• _Supplied passage_:
Back in the lowlands, and I snapped this rather undramatic shot of the terraced fields which are the only way in which villagers can farm a living out of the steep-sided valleys.  Among the foothills of the first few days of the trek, before the landscape gave way to rock and glacial moraine, these terraces were the main geographical marker and the symbol of a hardy resilience that the mountain peoples of the Himalayas have had to adopt.  I enjoyed the play of afternoon light across the terraces, and wish I could have done more exploration of them, both on foot and with my camera.

Perched in a village on a rideline overlooking Annapurna South and Hiun Chuli, the name of the teahouse at centre is “Nice View Lodge”.  Talk about understatements…

(click to see detail)

Trekking into the Annapurna Sanctuary, one of the joys was that after five days with the mountains slowly getting larger, but appearing largely unchanged in terms of appearance, suddenly we had come around behind the peaks we had been watching during our uphill slog, and they appeared totally different.  While not the tallest mountain in the Sanctuary, Annapurna South viewed from the north-east was certainly one of the most beautiful of the peaks we saw, with a certain elegance to its primal and inhospitable face.  I loved shooting these mountains in the strong sunlight against a blue sky, as it cast the details of the rock and ice into sharp contrast and allowed for some lovely textured detail.

(click image to see larger)

And back to the prayer flags.  I really can’t get enough of them.  I took a series of shots of Annapurna I viewed through the tangle of prayer flags at the shrine above Annapurna Base Camp South, and the combination of vast mountain (8,091m), blue sky, white ice and coloured flags was spine-chilling in its impact at the time.  I could post these images all day long…

Nepal is a spectacularly beautiful country, with photographic surprises around every corner, and so much to explore.  As you can see from the amount I post & talk about it, it impacted me deeply.  I am still plotting my return…

Despite having my camera break half an hour after arriving at Annapurna Base Camp, I still have truckloads of photos from the Annapurna Sanctuary Trek still to upload- and maybe a story or two as well.

A. brought this photo to my attention as one of her favourites a couple of weeks back, and as she explained why she liked it, it grew on me as well.  The prayer-flags among the Himalayan peaks are always a delightful scene- the colour contrast against the stark blue and white of snow and sky is dramatic.  But it also captures a series of elements and dichotomies- between the man-made flags and the natural mountains; spirituality reflected both in the prayers and in the majesty of the high places; the hard rock versus the flowing flags; wind and earth; man’s efforts and God’s creative power; the list goes on.

Really, each photograph is up to the individual to appreciate however, and so I shall leave you to do so.  Or otherwise.

Back from Tassie soon.  See you shortly.

My trek through Nepal was one of repeated moments that hang viscerally in my memory, and there were probably several that could have made this list, so although this is the second I’m mentioning, in a way I’m showing terrible restraint.

Five days on from the photograph taken of Macchapuchare at Dawn, we found oursleves in the Annapurna Sanctuary, at the Annapurna Base Camp, sitting at 4,300m beneath the yawning face of Annapurna I. As places go, the Sanctuary is up there as in the top two or three most spectacular pieces of scenery I’ve visited anywhere. Ringed by peaks six, seven and eight thousand metres in altitude, it is staggering in scale, in drama and in wild, unrelenting beauty.

• _What is asked_:
• 1. Name every mountain peak mentioned in the Annapurna trek passage.
• 2. Write the next few sentences of the Annapurna trek passage, picking up after its final sentence.

• _Data provided_:
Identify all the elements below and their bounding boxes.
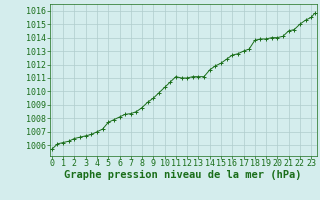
X-axis label: Graphe pression niveau de la mer (hPa): Graphe pression niveau de la mer (hPa)	[64, 170, 302, 180]
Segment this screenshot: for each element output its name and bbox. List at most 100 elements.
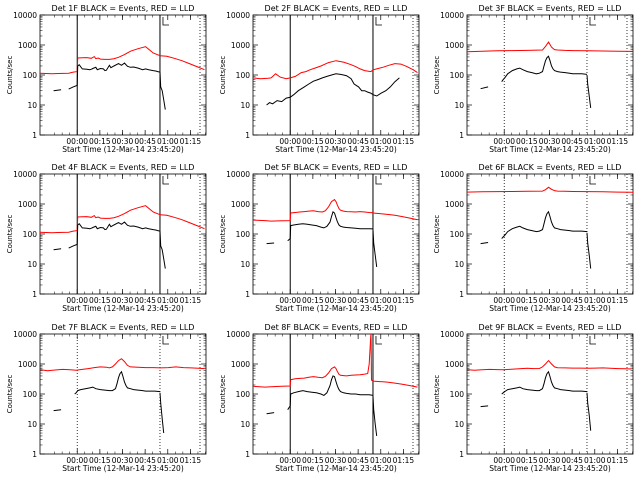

• _Answers by task_:
• 1. Annapurna South, Hiun Chuli, Annapurna I, Macchapuchare

• 2.
Atop a cliff carved by the glacier at its feet sits a shrine (actually a chorten). It has been erected a short walk behind and above the base camp proper, on an outcrop of rock overlooking the glacier, Annapurnas I and South, Tent Peak, Macchapuchare, and a host of other peaks less well known but every bit as dramatic.

The shrine honours mountaineers who have fallen on Annapurna I. Some names are engraved on brass plaques on the side of the shrine. Others have their names on rocks placed at its base. Among the more prominent is that of Anatoli Boukreev, controversial hero of the 1996 Mt. Everest disaster, whose actions both saved lives and, argued by Jon Krakauer in his outstanding tale of that tragedy “Into Thin Air” (one of the best mountaineering books ever written in my opinion), placed them at peril.

As one who loves the mountains (though I would never refer to myself as a mountaineer) I found the shrine deeply moving. A more beautiful setting for a memorial could not be imagined.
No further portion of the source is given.